| Collected data entries |

**********

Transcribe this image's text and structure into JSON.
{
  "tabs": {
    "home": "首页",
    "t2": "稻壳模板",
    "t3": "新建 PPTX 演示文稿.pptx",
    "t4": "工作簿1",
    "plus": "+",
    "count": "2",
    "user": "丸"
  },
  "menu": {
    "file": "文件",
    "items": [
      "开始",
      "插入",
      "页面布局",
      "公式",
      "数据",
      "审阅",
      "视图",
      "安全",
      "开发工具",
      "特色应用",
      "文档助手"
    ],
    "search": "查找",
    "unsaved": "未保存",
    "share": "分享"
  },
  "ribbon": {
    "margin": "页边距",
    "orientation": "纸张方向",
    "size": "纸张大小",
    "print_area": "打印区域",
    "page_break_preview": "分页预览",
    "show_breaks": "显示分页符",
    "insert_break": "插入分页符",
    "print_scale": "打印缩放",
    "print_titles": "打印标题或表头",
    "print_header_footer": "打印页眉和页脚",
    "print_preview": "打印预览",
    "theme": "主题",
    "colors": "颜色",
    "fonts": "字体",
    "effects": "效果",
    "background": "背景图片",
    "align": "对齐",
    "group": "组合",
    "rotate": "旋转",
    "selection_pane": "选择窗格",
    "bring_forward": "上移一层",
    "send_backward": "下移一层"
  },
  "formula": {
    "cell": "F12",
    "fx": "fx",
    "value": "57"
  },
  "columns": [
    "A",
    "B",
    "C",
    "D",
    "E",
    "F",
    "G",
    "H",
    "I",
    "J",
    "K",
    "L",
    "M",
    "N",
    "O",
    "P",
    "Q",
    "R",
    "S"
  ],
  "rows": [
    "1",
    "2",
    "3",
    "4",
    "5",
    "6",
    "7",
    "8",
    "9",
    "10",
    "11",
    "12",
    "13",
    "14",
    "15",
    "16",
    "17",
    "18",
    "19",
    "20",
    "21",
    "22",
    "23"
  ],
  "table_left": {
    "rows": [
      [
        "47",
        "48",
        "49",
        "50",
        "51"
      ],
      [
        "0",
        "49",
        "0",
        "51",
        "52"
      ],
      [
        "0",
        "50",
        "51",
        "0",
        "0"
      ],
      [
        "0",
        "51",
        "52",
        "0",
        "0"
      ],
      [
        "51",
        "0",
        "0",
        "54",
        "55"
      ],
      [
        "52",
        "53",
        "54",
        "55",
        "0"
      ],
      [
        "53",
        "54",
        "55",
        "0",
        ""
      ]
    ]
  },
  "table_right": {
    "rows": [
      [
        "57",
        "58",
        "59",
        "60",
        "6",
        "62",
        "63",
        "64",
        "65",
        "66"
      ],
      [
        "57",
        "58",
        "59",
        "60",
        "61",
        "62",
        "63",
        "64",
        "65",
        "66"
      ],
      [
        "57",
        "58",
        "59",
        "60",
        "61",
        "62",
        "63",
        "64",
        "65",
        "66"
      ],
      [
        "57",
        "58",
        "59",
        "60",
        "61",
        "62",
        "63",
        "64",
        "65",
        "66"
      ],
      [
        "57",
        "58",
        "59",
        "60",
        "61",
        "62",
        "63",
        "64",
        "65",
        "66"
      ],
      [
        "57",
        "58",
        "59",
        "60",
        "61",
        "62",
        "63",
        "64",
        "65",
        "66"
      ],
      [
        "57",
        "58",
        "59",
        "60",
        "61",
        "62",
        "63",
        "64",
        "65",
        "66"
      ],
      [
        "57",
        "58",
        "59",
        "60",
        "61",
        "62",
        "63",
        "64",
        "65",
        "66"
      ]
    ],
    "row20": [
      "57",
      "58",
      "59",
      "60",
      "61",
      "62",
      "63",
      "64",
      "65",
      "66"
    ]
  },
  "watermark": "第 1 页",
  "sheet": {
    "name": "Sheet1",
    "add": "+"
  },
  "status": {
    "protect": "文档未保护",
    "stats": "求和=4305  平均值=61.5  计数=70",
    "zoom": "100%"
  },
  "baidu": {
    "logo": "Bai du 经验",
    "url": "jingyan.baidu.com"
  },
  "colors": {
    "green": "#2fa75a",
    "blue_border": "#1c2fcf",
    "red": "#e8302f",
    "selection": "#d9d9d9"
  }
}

**********

| YOUR INSTRUCTIONS |
Output all of the material exactly as written.

| REPLY TO THE TASK |
Transcribe this image's text and structure into JSON.
{
  "tabs": {
    "home": "首页",
    "t2": "稻壳模板",
    "t3": "新建 PPTX 演示文稿.pptx",
    "t4": "工作簿1",
    "plus": "+",
    "count": "2",
    "user": "丸"
  },
  "menu": {
    "file": "文件",
    "items": [
      "开始",
      "插入",
      "页面布局",
      "公式",
      "数据",
      "审阅",
      "视图",
      "安全",
      "开发工具",
      "特色应用",
      "文档助手"
    ],
    "search": "查找",
    "unsaved": "未保存",
    "share": "分享"
  },
  "ribbon": {
    "margin": "页边距",
    "orientation": "纸张方向",
    "size": "纸张大小",
    "print_area": "打印区域",
    "page_break_preview": "分页预览",
    "show_breaks": "显示分页符",
    "insert_break": "插入分页符",
    "print_scale": "打印缩放",
    "print_titles": "打印标题或表头",
    "print_header_footer": "打印页眉和页脚",
    "print_preview": "打印预览",
    "theme": "主题",
    "colors": "颜色",
    "fonts": "字体",
    "effects": "效果",
    "background": "背景图片",
    "align": "对齐",
    "group": "组合",
    "rotate": "旋转",
    "selection_pane": "选择窗格",
    "bring_forward": "上移一层",
    "send_backward": "下移一层"
  },
  "formula": {
    "cell": "F12",
    "fx": "fx",
    "value": "57"
  },
  "columns": [
    "A",
    "B",
    "C",
    "D",
    "E",
    "F",
    "G",
    "H",
    "I",
    "J",
    "K",
    "L",
    "M",
    "N",
    "O",
    "P",
    "Q",
    "R",
    "S"
  ],
  "rows": [
    "1",
    "2",
    "3",
    "4",
    "5",
    "6",
    "7",
    "8",
    "9",
    "10",
    "11",
    "12",
    "13",
    "14",
    "15",
    "16",
    "17",
    "18",
    "19",
    "20",
    "21",
    "22",
    "23"
  ],
  "table_left": {
    "rows": [
      [
        "47",
        "48",
        "49",
        "50",
        "51"
      ],
      [
        "0",
        "49",
        "0",
        "51",
        "52"
      ],
      [
        "0",
        "50",
        "51",
        "0",
        "0"
      ],
      [
        "0",
        "51",
        "52",
        "0",
        "0"
      ],
      [
        "51",
        "0",
        "0",
        "54",
        "55"
      ],
      [
        "52",
        "53",
        "54",
        "55",
        "0"
      ],
      [
        "53",
        "54",
        "55",
        "0",
        ""
      ]
    ]
  },
  "table_right": {
    "rows": [
      [
        "57",
        "58",
        "59",
        "60",
        "6",
        "62",
        "63",
        "64",
        "65",
        "66"
      ],
      [
        "57",
        "58",
        "59",
        "60",
        "61",
        "62",
        "63",
        "64",
        "65",
        "66"
      ],
      [
        "57",
        "58",
        "59",
        "60",
        "61",
        "62",
        "63",
        "64",
        "65",
        "66"
      ],
      [
        "57",
        "58",
        "59",
        "60",
        "61",
        "62",
        "63",
        "64",
        "65",
        "66"
      ],
      [
        "57",
        "58",
        "59",
        "60",
        "61",
        "62",
        "63",
        "64",
        "65",
        "66"
      ],
      [
        "57",
        "58",
        "59",
        "60",
        "61",
        "62",
        "63",
        "64",
        "65",
        "66"
      ],
      [
        "57",
        "58",
        "59",
        "60",
        "61",
        "62",
        "63",
        "64",
        "65",
        "66"
      ],
      [
        "57",
        "58",
        "59",
        "60",
        "61",
        "62",
        "63",
        "64",
        "65",
        "66"
      ]
    ],
    "row20": [
      "57",
      "58",
      "59",
      "60",
      "61",
      "62",
      "63",
      "64",
      "65",
      "66"
    ]
  },
  "watermark": "第 1 页",
  "sheet": {
    "name": "Sheet1",
    "add": "+"
  },
  "status": {
    "protect": "文档未保护",
    "stats": "求和=4305  平均值=61.5  计数=70",
    "zoom": "100%"
  },
  "baidu": {
    "logo": "Bai du 经验",
    "url": "jingyan.baidu.com"
  },
  "colors": {
    "green": "#2fa75a",
    "blue_border": "#1c2fcf",
    "red": "#e8302f",
    "selection": "#d9d9d9"
  }
}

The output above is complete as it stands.